Task to complete:
Pictures appear in the records below; write out everything else exactly.

---

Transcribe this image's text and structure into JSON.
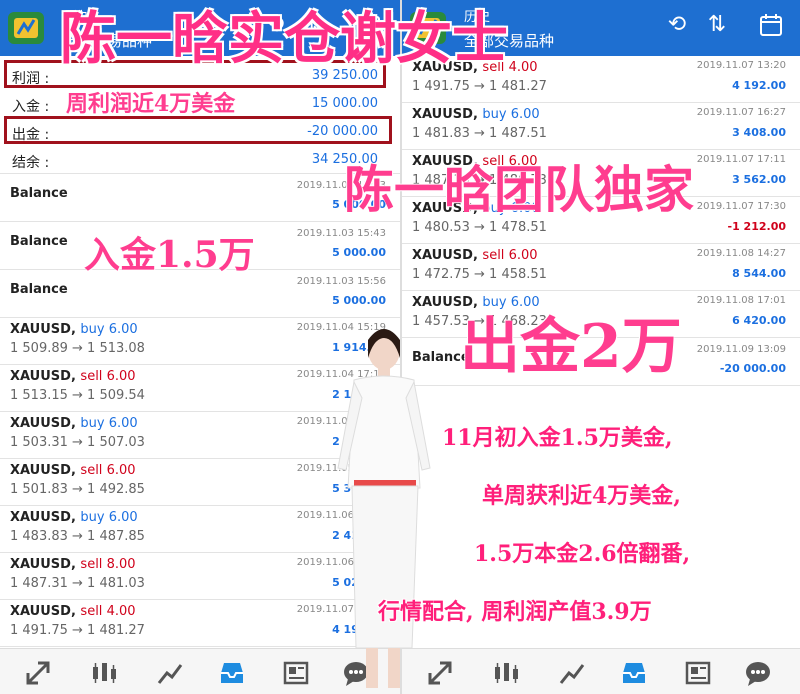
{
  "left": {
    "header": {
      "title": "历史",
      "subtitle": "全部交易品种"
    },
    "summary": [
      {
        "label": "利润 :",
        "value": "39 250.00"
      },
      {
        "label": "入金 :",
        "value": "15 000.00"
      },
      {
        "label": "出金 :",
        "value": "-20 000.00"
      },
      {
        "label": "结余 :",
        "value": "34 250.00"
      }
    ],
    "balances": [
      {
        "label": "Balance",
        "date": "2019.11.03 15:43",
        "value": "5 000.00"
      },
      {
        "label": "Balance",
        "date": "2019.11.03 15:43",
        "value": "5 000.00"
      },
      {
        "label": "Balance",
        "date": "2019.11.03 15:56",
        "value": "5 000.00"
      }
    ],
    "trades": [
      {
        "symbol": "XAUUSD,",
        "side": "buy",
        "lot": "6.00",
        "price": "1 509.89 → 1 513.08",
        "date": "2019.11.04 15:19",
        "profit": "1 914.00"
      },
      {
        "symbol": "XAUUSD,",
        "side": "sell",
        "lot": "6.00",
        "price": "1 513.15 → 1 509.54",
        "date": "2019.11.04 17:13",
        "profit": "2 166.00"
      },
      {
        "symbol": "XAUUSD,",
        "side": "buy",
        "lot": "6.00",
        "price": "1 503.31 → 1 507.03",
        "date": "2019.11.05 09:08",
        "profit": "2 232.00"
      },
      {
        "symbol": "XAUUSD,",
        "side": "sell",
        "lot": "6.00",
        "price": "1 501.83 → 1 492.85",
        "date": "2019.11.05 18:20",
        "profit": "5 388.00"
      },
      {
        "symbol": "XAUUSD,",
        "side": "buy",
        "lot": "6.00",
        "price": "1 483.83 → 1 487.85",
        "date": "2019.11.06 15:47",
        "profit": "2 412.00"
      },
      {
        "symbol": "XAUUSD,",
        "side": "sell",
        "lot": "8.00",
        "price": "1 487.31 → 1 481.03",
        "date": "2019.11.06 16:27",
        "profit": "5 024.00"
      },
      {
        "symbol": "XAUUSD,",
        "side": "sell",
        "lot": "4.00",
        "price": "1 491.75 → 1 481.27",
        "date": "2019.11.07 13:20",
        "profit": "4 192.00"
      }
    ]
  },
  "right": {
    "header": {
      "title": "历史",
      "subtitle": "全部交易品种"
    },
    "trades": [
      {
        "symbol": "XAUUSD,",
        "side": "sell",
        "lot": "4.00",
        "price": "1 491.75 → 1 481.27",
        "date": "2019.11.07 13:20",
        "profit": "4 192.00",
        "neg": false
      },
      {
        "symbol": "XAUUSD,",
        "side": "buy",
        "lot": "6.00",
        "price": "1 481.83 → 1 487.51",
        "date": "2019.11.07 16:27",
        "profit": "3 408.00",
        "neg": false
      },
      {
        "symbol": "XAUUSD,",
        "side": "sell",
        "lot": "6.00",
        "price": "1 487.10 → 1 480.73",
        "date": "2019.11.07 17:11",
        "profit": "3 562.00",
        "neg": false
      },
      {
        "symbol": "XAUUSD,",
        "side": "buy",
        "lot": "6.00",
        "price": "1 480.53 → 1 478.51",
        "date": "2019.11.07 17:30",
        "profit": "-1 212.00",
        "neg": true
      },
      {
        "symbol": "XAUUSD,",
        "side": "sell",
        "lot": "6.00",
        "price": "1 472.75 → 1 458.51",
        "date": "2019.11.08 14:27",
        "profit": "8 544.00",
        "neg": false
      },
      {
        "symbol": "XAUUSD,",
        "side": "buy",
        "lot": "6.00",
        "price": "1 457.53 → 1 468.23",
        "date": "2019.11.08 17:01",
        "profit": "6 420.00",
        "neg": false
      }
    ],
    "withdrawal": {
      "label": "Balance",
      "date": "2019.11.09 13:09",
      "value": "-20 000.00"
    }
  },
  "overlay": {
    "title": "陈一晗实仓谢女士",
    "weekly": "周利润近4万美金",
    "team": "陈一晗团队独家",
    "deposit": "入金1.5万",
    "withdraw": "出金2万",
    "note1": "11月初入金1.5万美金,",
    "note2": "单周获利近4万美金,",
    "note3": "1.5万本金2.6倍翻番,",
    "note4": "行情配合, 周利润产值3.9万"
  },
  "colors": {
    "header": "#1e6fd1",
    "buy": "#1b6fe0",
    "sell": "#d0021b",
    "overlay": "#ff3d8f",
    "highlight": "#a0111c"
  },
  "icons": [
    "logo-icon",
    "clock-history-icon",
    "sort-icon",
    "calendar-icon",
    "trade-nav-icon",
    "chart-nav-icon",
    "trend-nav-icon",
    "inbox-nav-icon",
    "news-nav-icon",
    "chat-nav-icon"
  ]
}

---

Correct response:
Transcribe this image's text and structure into JSON.
{
  "left": {
    "header": {
      "title": "历史",
      "subtitle": "全部交易品种"
    },
    "summary": [
      {
        "label": "利润 :",
        "value": "39 250.00"
      },
      {
        "label": "入金 :",
        "value": "15 000.00"
      },
      {
        "label": "出金 :",
        "value": "-20 000.00"
      },
      {
        "label": "结余 :",
        "value": "34 250.00"
      }
    ],
    "balances": [
      {
        "label": "Balance",
        "date": "2019.11.03 15:43",
        "value": "5 000.00"
      },
      {
        "label": "Balance",
        "date": "2019.11.03 15:43",
        "value": "5 000.00"
      },
      {
        "label": "Balance",
        "date": "2019.11.03 15:56",
        "value": "5 000.00"
      }
    ],
    "trades": [
      {
        "symbol": "XAUUSD,",
        "side": "buy",
        "lot": "6.00",
        "price": "1 509.89 → 1 513.08",
        "date": "2019.11.04 15:19",
        "profit": "1 914.00"
      },
      {
        "symbol": "XAUUSD,",
        "side": "sell",
        "lot": "6.00",
        "price": "1 513.15 → 1 509.54",
        "date": "2019.11.04 17:13",
        "profit": "2 166.00"
      },
      {
        "symbol": "XAUUSD,",
        "side": "buy",
        "lot": "6.00",
        "price": "1 503.31 → 1 507.03",
        "date": "2019.11.05 09:08",
        "profit": "2 232.00"
      },
      {
        "symbol": "XAUUSD,",
        "side": "sell",
        "lot": "6.00",
        "price": "1 501.83 → 1 492.85",
        "date": "2019.11.05 18:20",
        "profit": "5 388.00"
      },
      {
        "symbol": "XAUUSD,",
        "side": "buy",
        "lot": "6.00",
        "price": "1 483.83 → 1 487.85",
        "date": "2019.11.06 15:47",
        "profit": "2 412.00"
      },
      {
        "symbol": "XAUUSD,",
        "side": "sell",
        "lot": "8.00",
        "price": "1 487.31 → 1 481.03",
        "date": "2019.11.06 16:27",
        "profit": "5 024.00"
      },
      {
        "symbol": "XAUUSD,",
        "side": "sell",
        "lot": "4.00",
        "price": "1 491.75 → 1 481.27",
        "date": "2019.11.07 13:20",
        "profit": "4 192.00"
      }
    ]
  },
  "right": {
    "header": {
      "title": "历史",
      "subtitle": "全部交易品种"
    },
    "trades": [
      {
        "symbol": "XAUUSD,",
        "side": "sell",
        "lot": "4.00",
        "price": "1 491.75 → 1 481.27",
        "date": "2019.11.07 13:20",
        "profit": "4 192.00",
        "neg": false
      },
      {
        "symbol": "XAUUSD,",
        "side": "buy",
        "lot": "6.00",
        "price": "1 481.83 → 1 487.51",
        "date": "2019.11.07 16:27",
        "profit": "3 408.00",
        "neg": false
      },
      {
        "symbol": "XAUUSD,",
        "side": "sell",
        "lot": "6.00",
        "price": "1 487.10 → 1 480.73",
        "date": "2019.11.07 17:11",
        "profit": "3 562.00",
        "neg": false
      },
      {
        "symbol": "XAUUSD,",
        "side": "buy",
        "lot": "6.00",
        "price": "1 480.53 → 1 478.51",
        "date": "2019.11.07 17:30",
        "profit": "-1 212.00",
        "neg": true
      },
      {
        "symbol": "XAUUSD,",
        "side": "sell",
        "lot": "6.00",
        "price": "1 472.75 → 1 458.51",
        "date": "2019.11.08 14:27",
        "profit": "8 544.00",
        "neg": false
      },
      {
        "symbol": "XAUUSD,",
        "side": "buy",
        "lot": "6.00",
        "price": "1 457.53 → 1 468.23",
        "date": "2019.11.08 17:01",
        "profit": "6 420.00",
        "neg": false
      }
    ],
    "withdrawal": {
      "label": "Balance",
      "date": "2019.11.09 13:09",
      "value": "-20 000.00"
    }
  },
  "overlay": {
    "title": "陈一晗实仓谢女士",
    "weekly": "周利润近4万美金",
    "team": "陈一晗团队独家",
    "deposit": "入金1.5万",
    "withdraw": "出金2万",
    "note1": "11月初入金1.5万美金,",
    "note2": "单周获利近4万美金,",
    "note3": "1.5万本金2.6倍翻番,",
    "note4": "行情配合, 周利润产值3.9万"
  },
  "colors": {
    "header": "#1e6fd1",
    "buy": "#1b6fe0",
    "sell": "#d0021b",
    "overlay": "#ff3d8f",
    "highlight": "#a0111c"
  },
  "icons": [
    "logo-icon",
    "clock-history-icon",
    "sort-icon",
    "calendar-icon",
    "trade-nav-icon",
    "chart-nav-icon",
    "trend-nav-icon",
    "inbox-nav-icon",
    "news-nav-icon",
    "chat-nav-icon"
  ]
}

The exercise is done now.